Records that describe figures:
========
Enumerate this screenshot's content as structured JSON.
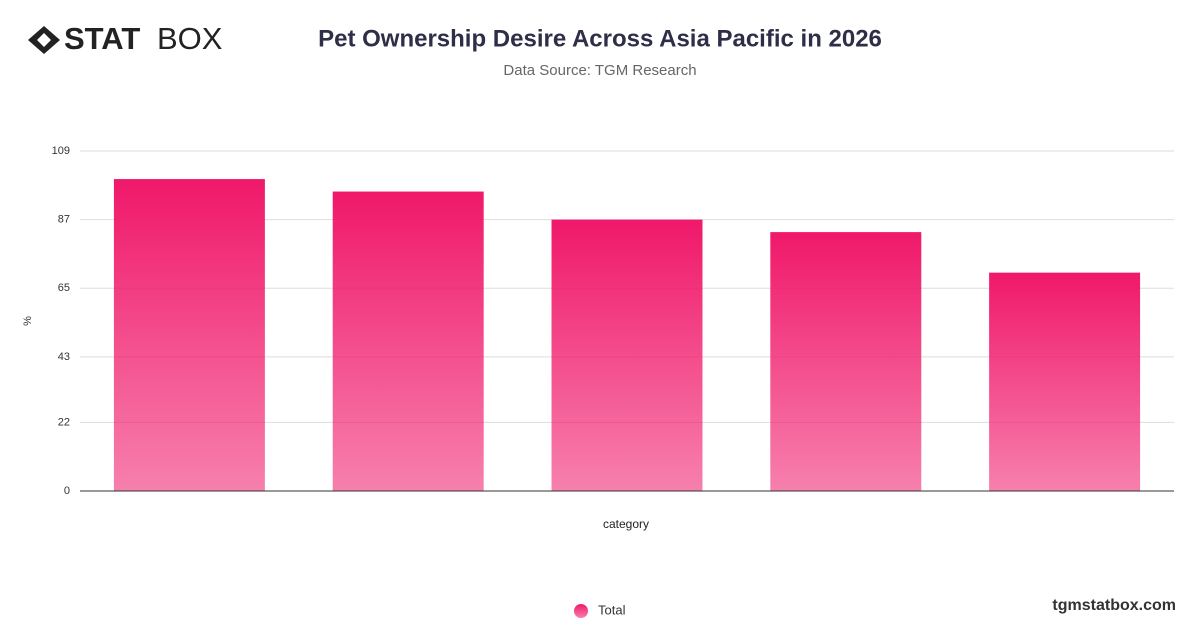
{
  "brand": {
    "bold": "STAT",
    "light": "BOX"
  },
  "footer": "tgmstatbox.com",
  "chart_data": {
    "type": "bar",
    "title": "Pet Ownership Desire Across Asia Pacific in 2026",
    "subtitle": "Data Source: TGM Research",
    "y_label": "%",
    "x_label": "category",
    "categories": [
      null,
      null,
      null,
      null,
      null
    ],
    "series": [
      {
        "name": "Total",
        "color": "#f0186a",
        "values": [
          100,
          96,
          87,
          83,
          70
        ]
      }
    ],
    "ylim": [
      0,
      109
    ],
    "yticks": [
      0,
      22,
      43,
      65,
      87,
      109
    ],
    "grid": true
  }
}
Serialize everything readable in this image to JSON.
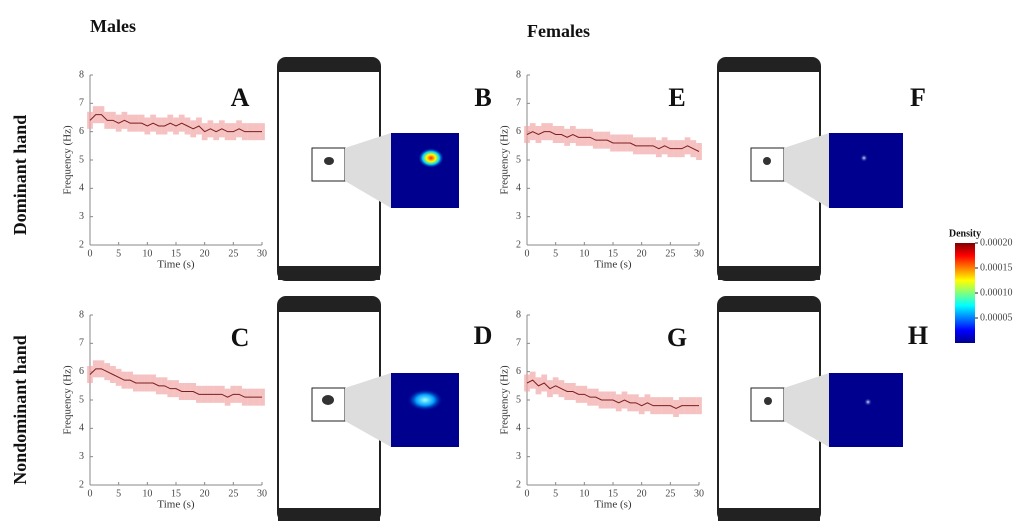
========
## WHAT IS EXPECTED
Print out the lines exactly, skipping any picture.

## SOLUTION TO THE PROBLEM
Enumerate this screenshot's content as structured JSON.
{
  "brand": {
    "bold": "STAT",
    "light": "BOX"
  },
  "footer": "tgmstatbox.com",
  "chart_data": {
    "type": "bar",
    "title": "Pet Ownership Desire Across Asia Pacific in 2026",
    "subtitle": "Data Source: TGM Research",
    "y_label": "%",
    "x_label": "category",
    "categories": [
      null,
      null,
      null,
      null,
      null
    ],
    "series": [
      {
        "name": "Total",
        "color": "#f0186a",
        "values": [
          100,
          96,
          87,
          83,
          70
        ]
      }
    ],
    "ylim": [
      0,
      109
    ],
    "yticks": [
      0,
      22,
      43,
      65,
      87,
      109
    ],
    "grid": true
  }
}
Serialize everything readable in this image to JSON.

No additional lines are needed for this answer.